TASK GOAL: Tally the lines in the data that follows that include the word "加强国有企业和国有金融机构反腐倡廉建设", and report nothing but the total.

· · · ·

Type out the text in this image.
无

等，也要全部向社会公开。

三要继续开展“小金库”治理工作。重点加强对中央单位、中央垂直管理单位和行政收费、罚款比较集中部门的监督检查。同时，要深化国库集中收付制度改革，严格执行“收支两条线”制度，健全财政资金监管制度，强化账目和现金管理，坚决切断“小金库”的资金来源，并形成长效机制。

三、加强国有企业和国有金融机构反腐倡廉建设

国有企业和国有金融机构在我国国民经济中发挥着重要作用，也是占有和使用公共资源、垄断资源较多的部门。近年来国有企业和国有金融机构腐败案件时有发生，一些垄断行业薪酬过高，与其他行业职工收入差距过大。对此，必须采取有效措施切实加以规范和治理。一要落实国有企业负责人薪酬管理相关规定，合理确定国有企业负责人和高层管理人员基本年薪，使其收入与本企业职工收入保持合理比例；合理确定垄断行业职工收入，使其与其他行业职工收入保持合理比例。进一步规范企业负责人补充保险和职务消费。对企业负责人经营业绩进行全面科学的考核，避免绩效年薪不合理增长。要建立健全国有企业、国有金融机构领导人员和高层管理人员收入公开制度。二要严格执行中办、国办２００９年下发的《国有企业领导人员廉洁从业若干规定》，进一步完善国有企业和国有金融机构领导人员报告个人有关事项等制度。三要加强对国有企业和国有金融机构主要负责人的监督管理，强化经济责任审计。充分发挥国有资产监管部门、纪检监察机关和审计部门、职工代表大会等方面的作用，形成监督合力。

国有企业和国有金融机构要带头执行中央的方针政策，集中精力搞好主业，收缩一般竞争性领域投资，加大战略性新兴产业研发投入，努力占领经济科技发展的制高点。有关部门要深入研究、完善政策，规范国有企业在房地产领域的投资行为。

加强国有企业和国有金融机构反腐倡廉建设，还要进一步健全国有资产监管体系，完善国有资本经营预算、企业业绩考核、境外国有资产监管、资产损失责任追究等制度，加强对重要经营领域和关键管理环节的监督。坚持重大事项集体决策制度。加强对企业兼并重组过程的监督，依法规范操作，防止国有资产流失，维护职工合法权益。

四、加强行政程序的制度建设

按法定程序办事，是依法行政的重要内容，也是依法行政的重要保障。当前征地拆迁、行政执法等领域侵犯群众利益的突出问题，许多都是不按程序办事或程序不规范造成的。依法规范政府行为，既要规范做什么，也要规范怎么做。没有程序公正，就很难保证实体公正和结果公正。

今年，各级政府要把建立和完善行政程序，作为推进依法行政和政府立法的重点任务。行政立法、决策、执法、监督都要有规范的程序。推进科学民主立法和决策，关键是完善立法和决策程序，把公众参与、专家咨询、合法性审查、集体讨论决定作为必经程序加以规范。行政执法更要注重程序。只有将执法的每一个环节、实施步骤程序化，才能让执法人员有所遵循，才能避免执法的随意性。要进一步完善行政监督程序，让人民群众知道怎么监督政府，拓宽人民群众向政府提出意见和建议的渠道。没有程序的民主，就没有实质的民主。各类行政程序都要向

· · · ·

TASK SOLUTION: 2